> Task goal:
Transcribe every line exactly. Leave the pictures behind.

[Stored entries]
::::::

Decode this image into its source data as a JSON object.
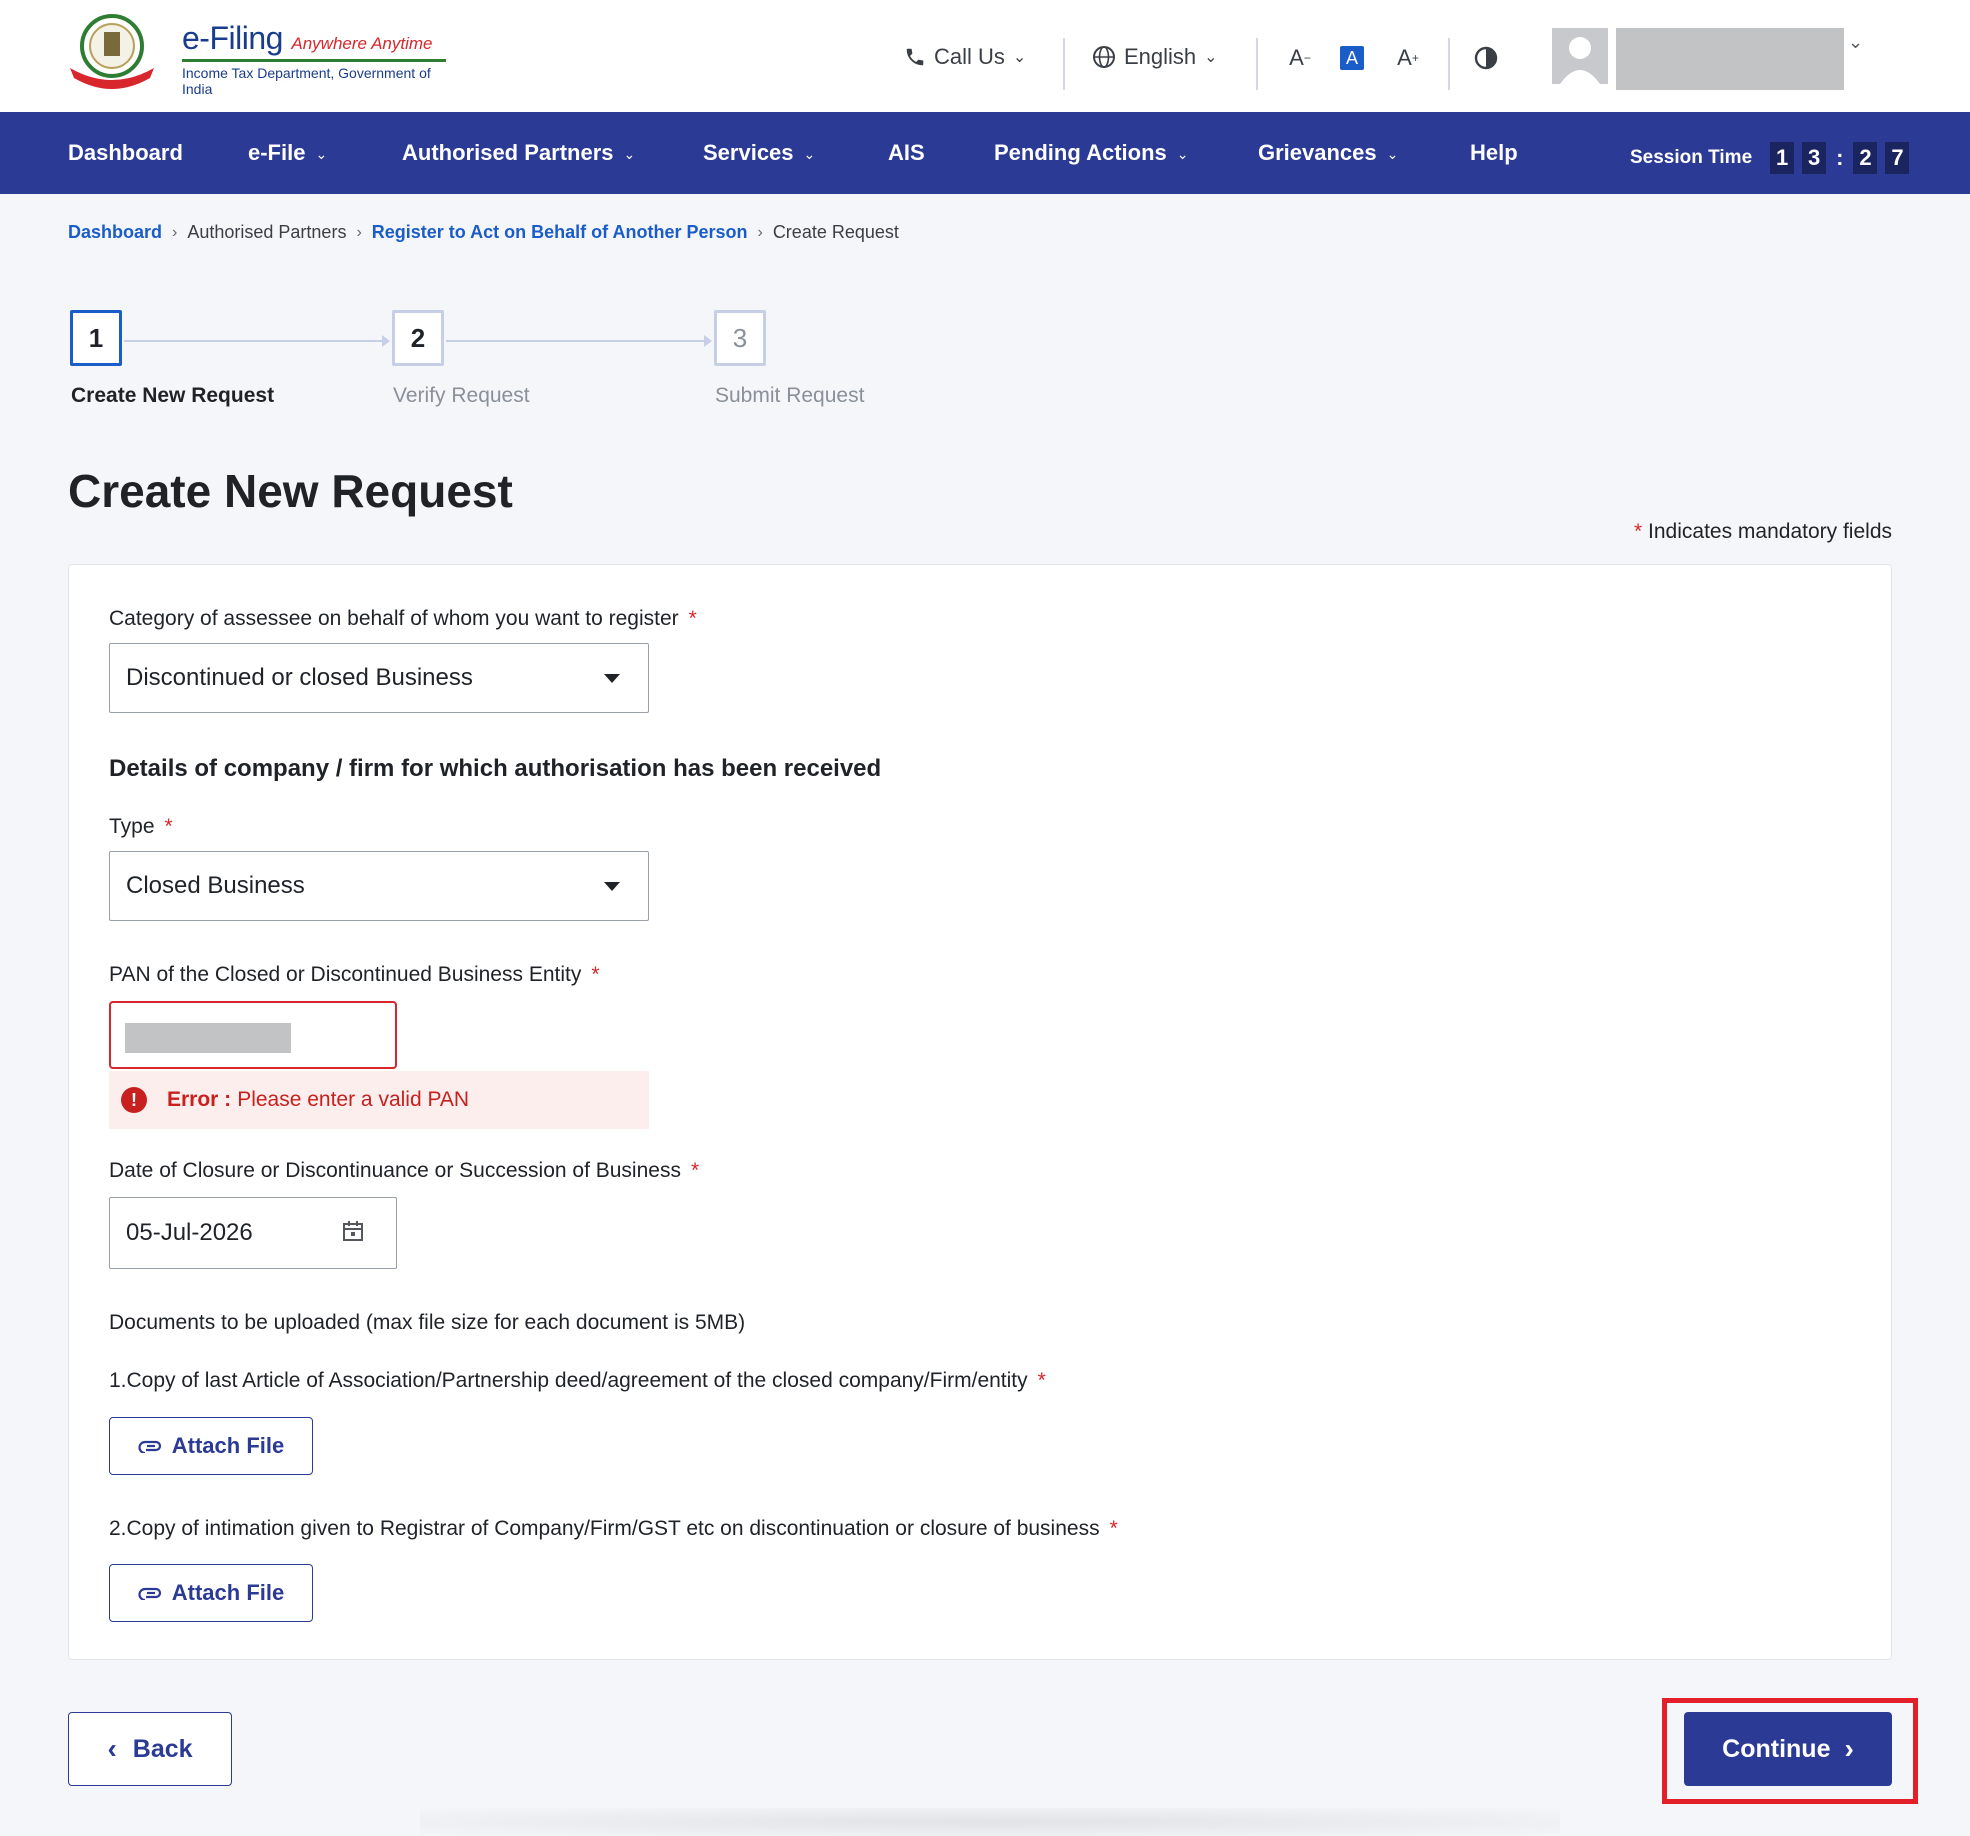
{
  "header": {
    "brand_title": "e-Filing",
    "brand_tagline": "Anywhere Anytime",
    "brand_subtitle": "Income Tax Department, Government of India",
    "call_us": "Call Us",
    "language": "English",
    "font_decrease": "A",
    "font_default": "A",
    "font_increase": "A"
  },
  "nav": {
    "items": [
      "Dashboard",
      "e-File",
      "Authorised Partners",
      "Services",
      "AIS",
      "Pending Actions",
      "Grievances",
      "Help"
    ],
    "session_label": "Session Time",
    "session_digits": [
      "1",
      "3",
      "2",
      "7"
    ]
  },
  "breadcrumb": [
    "Dashboard",
    "Authorised Partners",
    "Register to Act on Behalf of Another Person",
    "Create Request"
  ],
  "stepper": {
    "steps": [
      {
        "num": "1",
        "label": "Create New Request"
      },
      {
        "num": "2",
        "label": "Verify Request"
      },
      {
        "num": "3",
        "label": "Submit Request"
      }
    ]
  },
  "page_title": "Create New Request",
  "mandatory_note": "Indicates mandatory fields",
  "form": {
    "category_label": "Category of assessee on behalf of whom you want to register",
    "category_value": "Discontinued or closed Business",
    "details_heading": "Details of company / firm for which authorisation has been received",
    "type_label": "Type",
    "type_value": "Closed Business",
    "pan_label": "PAN of the Closed or Discontinued Business Entity",
    "error_prefix": "Error :",
    "error_message": "Please enter a valid PAN",
    "date_label": "Date of Closure or Discontinuance or Succession of Business",
    "date_value": "05-Jul-2026",
    "documents_label": "Documents to be uploaded  (max file size for each document is 5MB)",
    "doc1_label": "1.Copy of last Article of Association/Partnership deed/agreement of the closed company/Firm/entity",
    "doc2_label": "2.Copy of intimation given to Registrar of Company/Firm/GST etc on discontinuation or closure of business",
    "attach_label": "Attach File"
  },
  "buttons": {
    "back": "Back",
    "continue": "Continue"
  },
  "colors": {
    "nav_bg": "#2b3a95",
    "link": "#1a5cc8",
    "error": "#c8201e",
    "highlight": "#e3202a"
  }
}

::::::

> Full answer:
Decode this image into its source data as a JSON object.
{
  "header": {
    "brand_title": "e-Filing",
    "brand_tagline": "Anywhere Anytime",
    "brand_subtitle": "Income Tax Department, Government of India",
    "call_us": "Call Us",
    "language": "English",
    "font_decrease": "A",
    "font_default": "A",
    "font_increase": "A"
  },
  "nav": {
    "items": [
      "Dashboard",
      "e-File",
      "Authorised Partners",
      "Services",
      "AIS",
      "Pending Actions",
      "Grievances",
      "Help"
    ],
    "session_label": "Session Time",
    "session_digits": [
      "1",
      "3",
      "2",
      "7"
    ]
  },
  "breadcrumb": [
    "Dashboard",
    "Authorised Partners",
    "Register to Act on Behalf of Another Person",
    "Create Request"
  ],
  "stepper": {
    "steps": [
      {
        "num": "1",
        "label": "Create New Request"
      },
      {
        "num": "2",
        "label": "Verify Request"
      },
      {
        "num": "3",
        "label": "Submit Request"
      }
    ]
  },
  "page_title": "Create New Request",
  "mandatory_note": "Indicates mandatory fields",
  "form": {
    "category_label": "Category of assessee on behalf of whom you want to register",
    "category_value": "Discontinued or closed Business",
    "details_heading": "Details of company / firm for which authorisation has been received",
    "type_label": "Type",
    "type_value": "Closed Business",
    "pan_label": "PAN of the Closed or Discontinued Business Entity",
    "error_prefix": "Error :",
    "error_message": "Please enter a valid PAN",
    "date_label": "Date of Closure or Discontinuance or Succession of Business",
    "date_value": "05-Jul-2026",
    "documents_label": "Documents to be uploaded  (max file size for each document is 5MB)",
    "doc1_label": "1.Copy of last Article of Association/Partnership deed/agreement of the closed company/Firm/entity",
    "doc2_label": "2.Copy of intimation given to Registrar of Company/Firm/GST etc on discontinuation or closure of business",
    "attach_label": "Attach File"
  },
  "buttons": {
    "back": "Back",
    "continue": "Continue"
  },
  "colors": {
    "nav_bg": "#2b3a95",
    "link": "#1a5cc8",
    "error": "#c8201e",
    "highlight": "#e3202a"
  }
}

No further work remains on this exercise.